▶ **WHAT TO DO**:
Transcribe the entries below exactly; leave every image out.

[Start of ROWS]

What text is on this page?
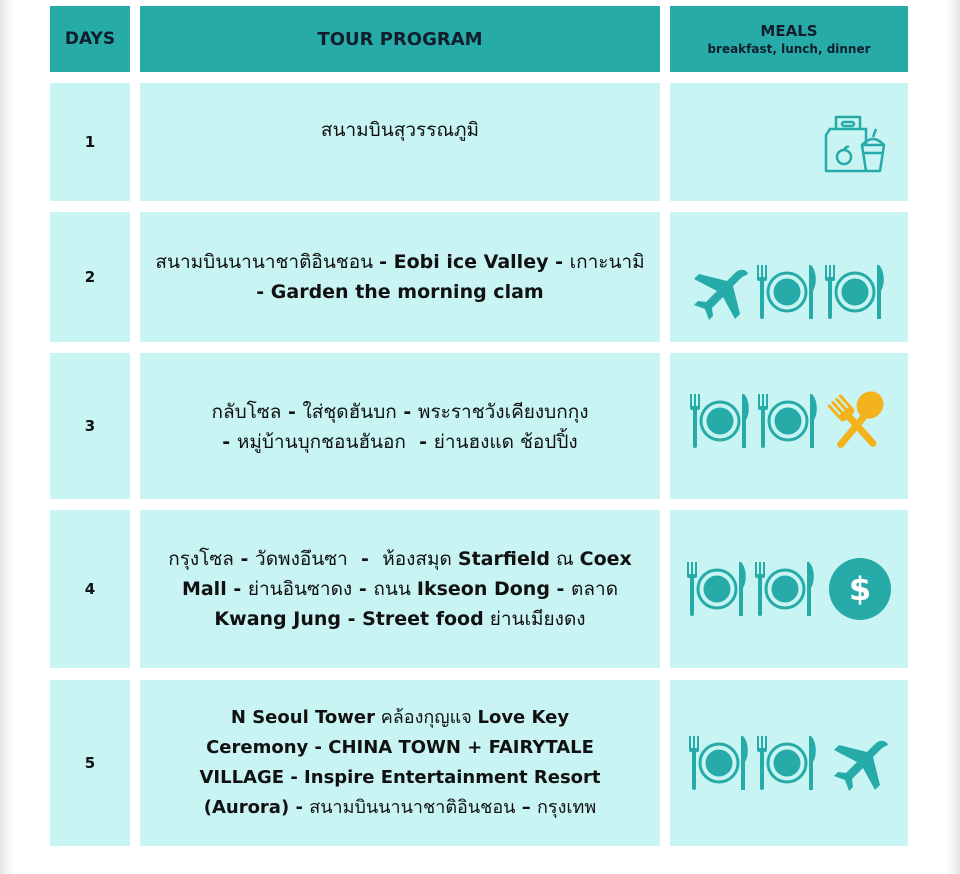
DAYS	TOUR PROGRAM	MEALS
breakfast, lunch, dinner
1
สนามบินสุวรรณภูมิ
2
สนามบินนานาชาติอินชอน - Eobi ice Valley - เกาะนามิ
- Garden the morning clam
3
กลับโซล - ใส่ชุดฮันบก - พระราชวังเคียงบกกุง
- หมู่บ้านบุกชอนฮันอก  - ย่านฮงแด ช้อปปิ้ง
4
กรุงโซล - วัดพงอึนซา  -  ห้องสมุด Starfield ณ Coex
Mall - ย่านอินซาดง - ถนน Ikseon Dong - ตลาด
Kwang Jung - Street food ย่านเมียงดง
$
5
N Seoul Tower คล้องกุญแจ Love Key
Ceremony - CHINA TOWN + FAIRYTALE
VILLAGE - Inspire Entertainment Resort
(Aurora) - สนามบินนานาชาติอินชอน – กรุงเทพ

[End of ROWS]

▶ **RESPONSE**:
What text is on this page?
DAYS	TOUR PROGRAM	MEALS
breakfast, lunch, dinner
1
สนามบินสุวรรณภูมิ
2
สนามบินนานาชาติอินชอน - Eobi ice Valley - เกาะนามิ
- Garden the morning clam
3
กลับโซล - ใส่ชุดฮันบก - พระราชวังเคียงบกกุง
- หมู่บ้านบุกชอนฮันอก  - ย่านฮงแด ช้อปปิ้ง
4
กรุงโซล - วัดพงอึนซา  -  ห้องสมุด Starfield ณ Coex
Mall - ย่านอินซาดง - ถนน Ikseon Dong - ตลาด
Kwang Jung - Street food ย่านเมียงดง
$
5
N Seoul Tower คล้องกุญแจ Love Key
Ceremony - CHINA TOWN + FAIRYTALE
VILLAGE - Inspire Entertainment Resort
(Aurora) - สนามบินนานาชาติอินชอน – กรุงเทพ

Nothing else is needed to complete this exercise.